**Short exercise:** Would you write out the listing verbatim and skip every picture in it?

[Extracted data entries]
:::::

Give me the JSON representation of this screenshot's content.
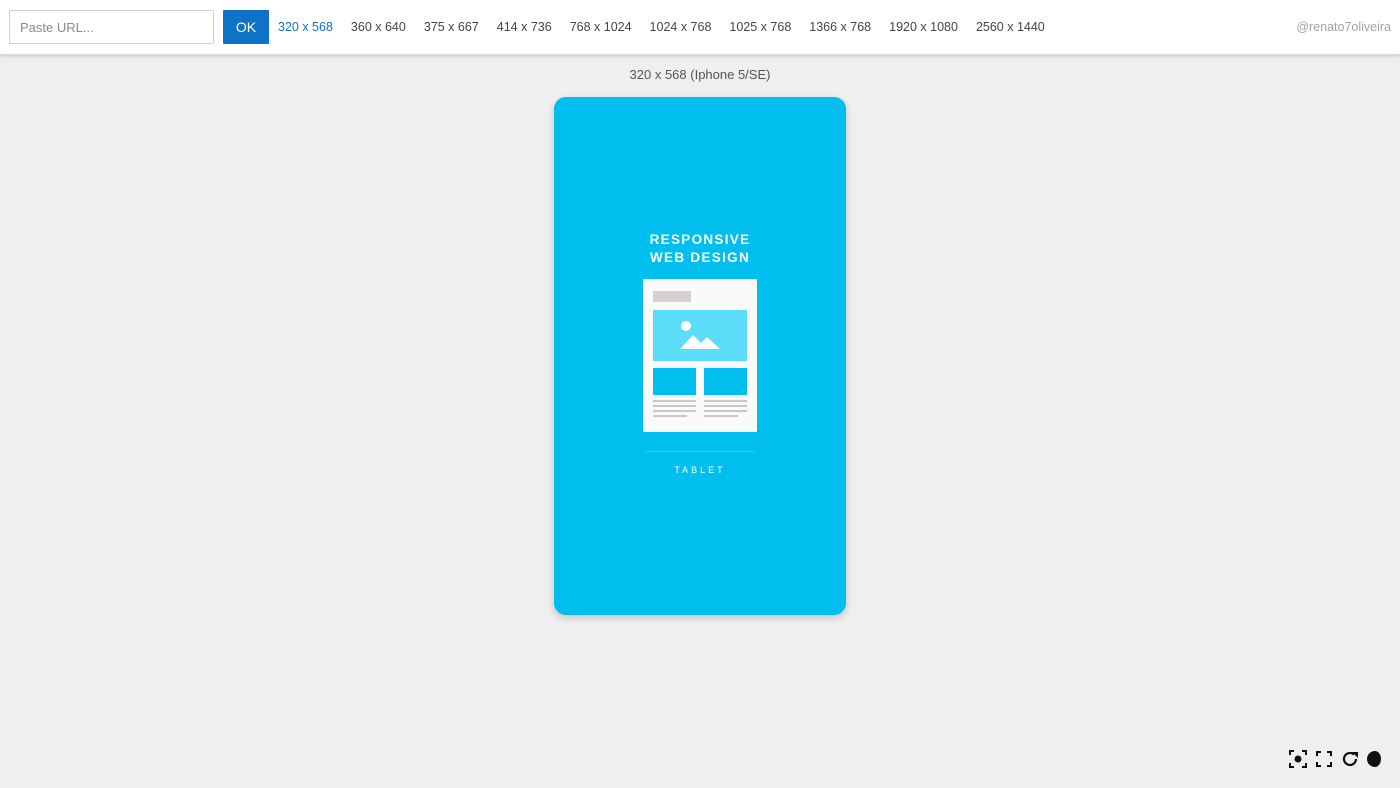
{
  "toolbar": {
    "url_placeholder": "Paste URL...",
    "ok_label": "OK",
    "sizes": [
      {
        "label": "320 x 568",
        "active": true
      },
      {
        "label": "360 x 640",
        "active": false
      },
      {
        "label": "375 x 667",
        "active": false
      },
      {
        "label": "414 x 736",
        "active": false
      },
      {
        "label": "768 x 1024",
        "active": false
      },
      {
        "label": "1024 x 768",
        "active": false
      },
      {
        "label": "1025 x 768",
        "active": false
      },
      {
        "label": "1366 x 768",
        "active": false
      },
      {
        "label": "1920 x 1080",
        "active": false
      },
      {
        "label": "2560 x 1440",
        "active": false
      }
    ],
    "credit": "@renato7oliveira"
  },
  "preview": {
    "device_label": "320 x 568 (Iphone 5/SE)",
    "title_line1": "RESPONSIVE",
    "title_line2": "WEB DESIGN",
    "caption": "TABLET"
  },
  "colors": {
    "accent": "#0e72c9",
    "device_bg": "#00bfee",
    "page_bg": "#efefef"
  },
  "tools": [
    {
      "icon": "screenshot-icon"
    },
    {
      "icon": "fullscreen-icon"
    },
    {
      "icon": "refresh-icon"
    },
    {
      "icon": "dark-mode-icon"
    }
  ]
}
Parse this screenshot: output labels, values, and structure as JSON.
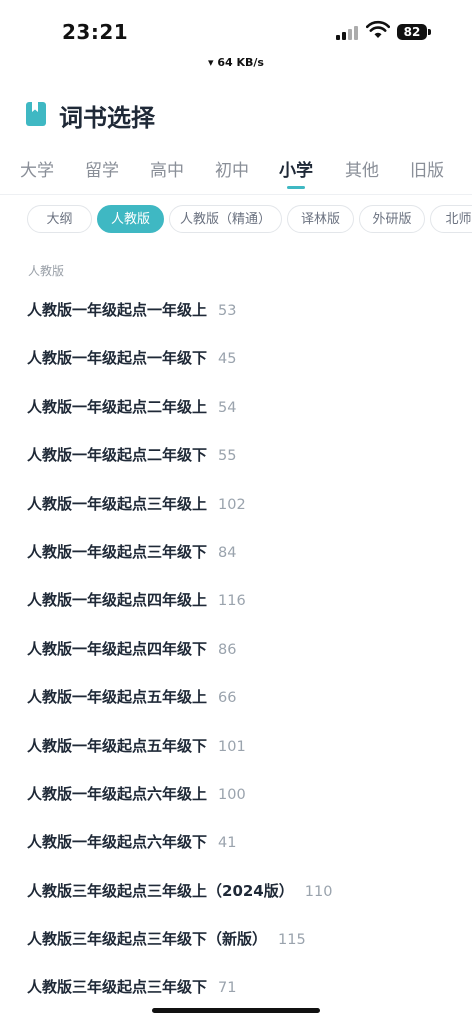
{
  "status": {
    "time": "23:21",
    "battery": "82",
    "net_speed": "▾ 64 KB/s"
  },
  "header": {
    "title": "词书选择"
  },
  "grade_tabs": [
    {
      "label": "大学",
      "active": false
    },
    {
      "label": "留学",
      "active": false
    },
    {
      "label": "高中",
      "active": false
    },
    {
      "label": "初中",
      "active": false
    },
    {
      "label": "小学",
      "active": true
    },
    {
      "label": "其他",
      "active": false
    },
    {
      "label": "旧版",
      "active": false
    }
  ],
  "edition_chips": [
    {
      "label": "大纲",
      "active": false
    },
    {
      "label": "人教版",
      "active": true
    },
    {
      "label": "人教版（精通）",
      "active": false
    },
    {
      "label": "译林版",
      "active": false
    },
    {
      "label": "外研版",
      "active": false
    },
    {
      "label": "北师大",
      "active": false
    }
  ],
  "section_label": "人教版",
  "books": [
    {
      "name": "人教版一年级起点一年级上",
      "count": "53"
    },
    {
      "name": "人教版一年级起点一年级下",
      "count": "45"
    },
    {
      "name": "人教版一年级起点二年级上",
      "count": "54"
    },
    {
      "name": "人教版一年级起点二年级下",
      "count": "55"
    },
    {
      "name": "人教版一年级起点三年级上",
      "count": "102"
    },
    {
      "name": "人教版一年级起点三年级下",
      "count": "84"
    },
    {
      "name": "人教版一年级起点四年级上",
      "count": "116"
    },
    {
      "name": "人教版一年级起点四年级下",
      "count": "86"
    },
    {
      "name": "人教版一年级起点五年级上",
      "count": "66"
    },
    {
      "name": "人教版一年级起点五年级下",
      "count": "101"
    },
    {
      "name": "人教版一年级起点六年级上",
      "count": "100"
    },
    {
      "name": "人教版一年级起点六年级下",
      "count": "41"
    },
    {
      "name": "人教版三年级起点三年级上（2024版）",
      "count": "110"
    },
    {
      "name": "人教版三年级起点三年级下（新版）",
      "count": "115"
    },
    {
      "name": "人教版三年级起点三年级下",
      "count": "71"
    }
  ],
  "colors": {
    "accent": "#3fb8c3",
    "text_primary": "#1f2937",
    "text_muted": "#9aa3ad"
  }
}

:::::

**Right answer:**
Give me the JSON representation of this screenshot's content.
{
  "toolbar": {
    "url_placeholder": "Paste URL...",
    "ok_label": "OK",
    "sizes": [
      {
        "label": "320 x 568",
        "active": true
      },
      {
        "label": "360 x 640",
        "active": false
      },
      {
        "label": "375 x 667",
        "active": false
      },
      {
        "label": "414 x 736",
        "active": false
      },
      {
        "label": "768 x 1024",
        "active": false
      },
      {
        "label": "1024 x 768",
        "active": false
      },
      {
        "label": "1025 x 768",
        "active": false
      },
      {
        "label": "1366 x 768",
        "active": false
      },
      {
        "label": "1920 x 1080",
        "active": false
      },
      {
        "label": "2560 x 1440",
        "active": false
      }
    ],
    "credit": "@renato7oliveira"
  },
  "preview": {
    "device_label": "320 x 568 (Iphone 5/SE)",
    "title_line1": "RESPONSIVE",
    "title_line2": "WEB DESIGN",
    "caption": "TABLET"
  },
  "colors": {
    "accent": "#0e72c9",
    "device_bg": "#00bfee",
    "page_bg": "#efefef"
  },
  "tools": [
    {
      "icon": "screenshot-icon"
    },
    {
      "icon": "fullscreen-icon"
    },
    {
      "icon": "refresh-icon"
    },
    {
      "icon": "dark-mode-icon"
    }
  ]
}
Parse this screenshot: output labels, values, and structure as JSON.
{
  "status": {
    "time": "23:21",
    "battery": "82",
    "net_speed": "▾ 64 KB/s"
  },
  "header": {
    "title": "词书选择"
  },
  "grade_tabs": [
    {
      "label": "大学",
      "active": false
    },
    {
      "label": "留学",
      "active": false
    },
    {
      "label": "高中",
      "active": false
    },
    {
      "label": "初中",
      "active": false
    },
    {
      "label": "小学",
      "active": true
    },
    {
      "label": "其他",
      "active": false
    },
    {
      "label": "旧版",
      "active": false
    }
  ],
  "edition_chips": [
    {
      "label": "大纲",
      "active": false
    },
    {
      "label": "人教版",
      "active": true
    },
    {
      "label": "人教版（精通）",
      "active": false
    },
    {
      "label": "译林版",
      "active": false
    },
    {
      "label": "外研版",
      "active": false
    },
    {
      "label": "北师大",
      "active": false
    }
  ],
  "section_label": "人教版",
  "books": [
    {
      "name": "人教版一年级起点一年级上",
      "count": "53"
    },
    {
      "name": "人教版一年级起点一年级下",
      "count": "45"
    },
    {
      "name": "人教版一年级起点二年级上",
      "count": "54"
    },
    {
      "name": "人教版一年级起点二年级下",
      "count": "55"
    },
    {
      "name": "人教版一年级起点三年级上",
      "count": "102"
    },
    {
      "name": "人教版一年级起点三年级下",
      "count": "84"
    },
    {
      "name": "人教版一年级起点四年级上",
      "count": "116"
    },
    {
      "name": "人教版一年级起点四年级下",
      "count": "86"
    },
    {
      "name": "人教版一年级起点五年级上",
      "count": "66"
    },
    {
      "name": "人教版一年级起点五年级下",
      "count": "101"
    },
    {
      "name": "人教版一年级起点六年级上",
      "count": "100"
    },
    {
      "name": "人教版一年级起点六年级下",
      "count": "41"
    },
    {
      "name": "人教版三年级起点三年级上（2024版）",
      "count": "110"
    },
    {
      "name": "人教版三年级起点三年级下（新版）",
      "count": "115"
    },
    {
      "name": "人教版三年级起点三年级下",
      "count": "71"
    }
  ],
  "colors": {
    "accent": "#3fb8c3",
    "text_primary": "#1f2937",
    "text_muted": "#9aa3ad"
  }
}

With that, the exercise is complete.